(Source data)

+++++

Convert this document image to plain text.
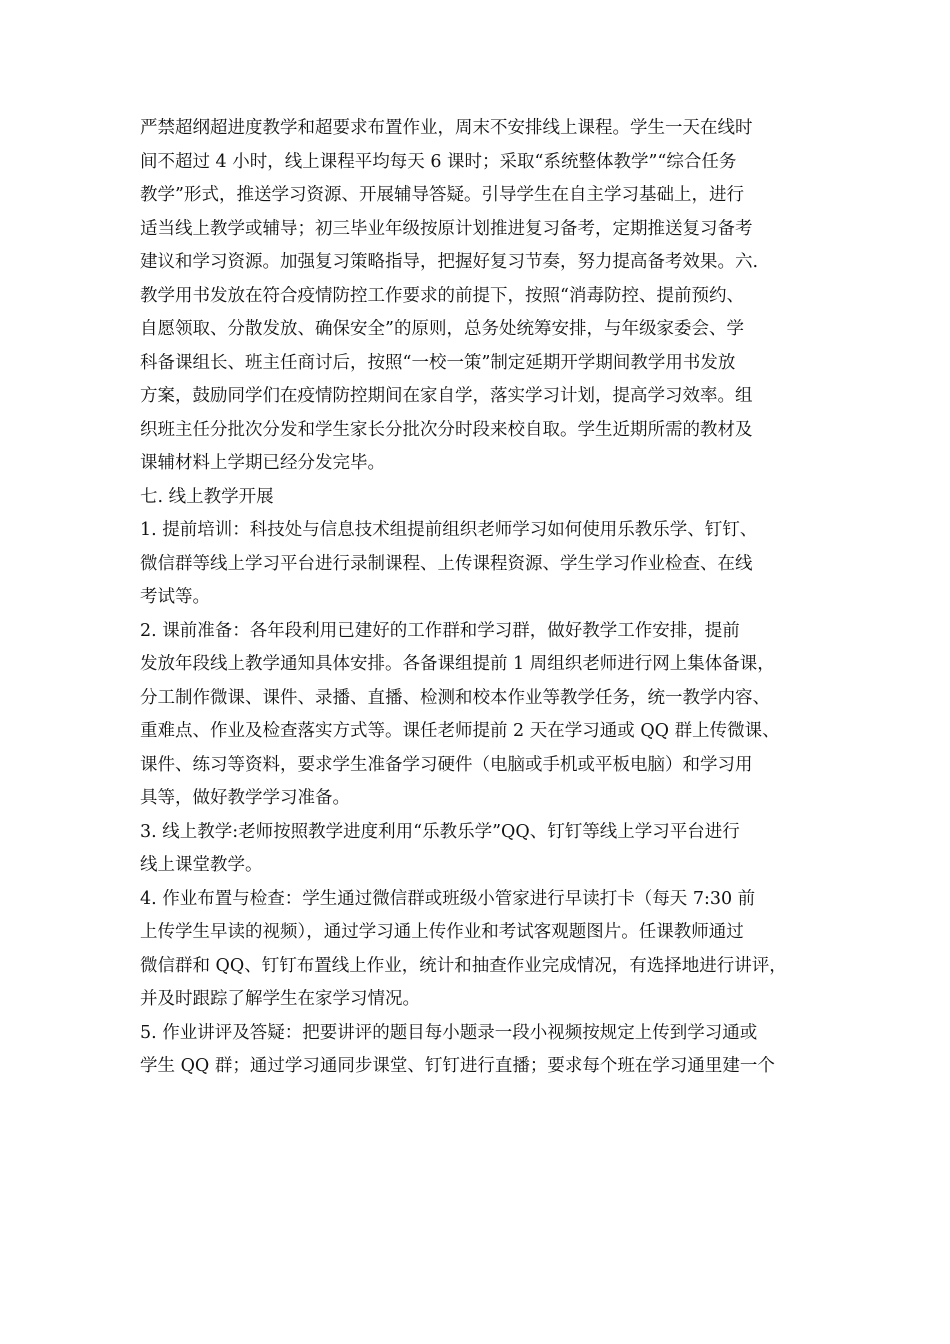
严禁超纲超进度教学和超要求布置作业，周末不安排线上课程。学生一天在线时
间不超过 4 小时，线上课程平均每天 6 课时；采取“系统整体教学”“综合任务
教学”形式，推送学习资源、开展辅导答疑。引导学生在自主学习基础上，进行
适当线上教学或辅导；初三毕业年级按原计划推进复习备考，定期推送复习备考
建议和学习资源。加强复习策略指导，把握好复习节奏，努力提高备考效果。六.
教学用书发放在符合疫情防控工作要求的前提下，按照“消毒防控、提前预约、
自愿领取、分散发放、确保安全”的原则，总务处统筹安排，与年级家委会、学
科备课组长、班主任商讨后，按照“一校一策”制定延期开学期间教学用书发放
方案，鼓励同学们在疫情防控期间在家自学，落实学习计划，提高学习效率。组
织班主任分批次分发和学生家长分批次分时段来校自取。学生近期所需的教材及
课辅材料上学期已经分发完毕。
七. 线上教学开展
1. 提前培训：科技处与信息技术组提前组织老师学习如何使用乐教乐学、钉钉、
微信群等线上学习平台进行录制课程、上传课程资源、学生学习作业检查、在线
考试等。
2. 课前准备：各年段利用已建好的工作群和学习群，做好教学工作安排，提前
发放年段线上教学通知具体安排。各备课组提前 1 周组织老师进行网上集体备课，
分工制作微课、课件、录播、直播、检测和校本作业等教学任务，统一教学内容、
重难点、作业及检查落实方式等。课任老师提前 2 天在学习通或 QQ 群上传微课、
课件、练习等资料，要求学生准备学习硬件（电脑或手机或平板电脑）和学习用
具等，做好教学学习准备。
3. 线上教学:老师按照教学进度利用“乐教乐学”QQ、钉钉等线上学习平台进行
线上课堂教学。
4. 作业布置与检查：学生通过微信群或班级小管家进行早读打卡（每天 7:30 前
上传学生早读的视频），通过学习通上传作业和考试客观题图片。任课教师通过
微信群和 QQ、钉钉布置线上作业，统计和抽查作业完成情况，有选择地进行讲评，
并及时跟踪了解学生在家学习情况。
5. 作业讲评及答疑：把要讲评的题目每小题录一段小视频按规定上传到学习通或
学生 QQ 群；通过学习通同步课堂、钉钉进行直播；要求每个班在学习通里建一个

+++++

Give back all entries exactly. No pictures belong in the copy.

* _Result of this exercise_
Convert this document image to plain text.
严禁超纲超进度教学和超要求布置作业，周末不安排线上课程。学生一天在线时
间不超过 4 小时，线上课程平均每天 6 课时；采取“系统整体教学”“综合任务
教学”形式，推送学习资源、开展辅导答疑。引导学生在自主学习基础上，进行
适当线上教学或辅导；初三毕业年级按原计划推进复习备考，定期推送复习备考
建议和学习资源。加强复习策略指导，把握好复习节奏，努力提高备考效果。六.
教学用书发放在符合疫情防控工作要求的前提下，按照“消毒防控、提前预约、
自愿领取、分散发放、确保安全”的原则，总务处统筹安排，与年级家委会、学
科备课组长、班主任商讨后，按照“一校一策”制定延期开学期间教学用书发放
方案，鼓励同学们在疫情防控期间在家自学，落实学习计划，提高学习效率。组
织班主任分批次分发和学生家长分批次分时段来校自取。学生近期所需的教材及
课辅材料上学期已经分发完毕。
七. 线上教学开展
1. 提前培训：科技处与信息技术组提前组织老师学习如何使用乐教乐学、钉钉、
微信群等线上学习平台进行录制课程、上传课程资源、学生学习作业检查、在线
考试等。
2. 课前准备：各年段利用已建好的工作群和学习群，做好教学工作安排，提前
发放年段线上教学通知具体安排。各备课组提前 1 周组织老师进行网上集体备课，
分工制作微课、课件、录播、直播、检测和校本作业等教学任务，统一教学内容、
重难点、作业及检查落实方式等。课任老师提前 2 天在学习通或 QQ 群上传微课、
课件、练习等资料，要求学生准备学习硬件（电脑或手机或平板电脑）和学习用
具等，做好教学学习准备。
3. 线上教学:老师按照教学进度利用“乐教乐学”QQ、钉钉等线上学习平台进行
线上课堂教学。
4. 作业布置与检查：学生通过微信群或班级小管家进行早读打卡（每天 7:30 前
上传学生早读的视频），通过学习通上传作业和考试客观题图片。任课教师通过
微信群和 QQ、钉钉布置线上作业，统计和抽查作业完成情况，有选择地进行讲评，
并及时跟踪了解学生在家学习情况。
5. 作业讲评及答疑：把要讲评的题目每小题录一段小视频按规定上传到学习通或
学生 QQ 群；通过学习通同步课堂、钉钉进行直播；要求每个班在学习通里建一个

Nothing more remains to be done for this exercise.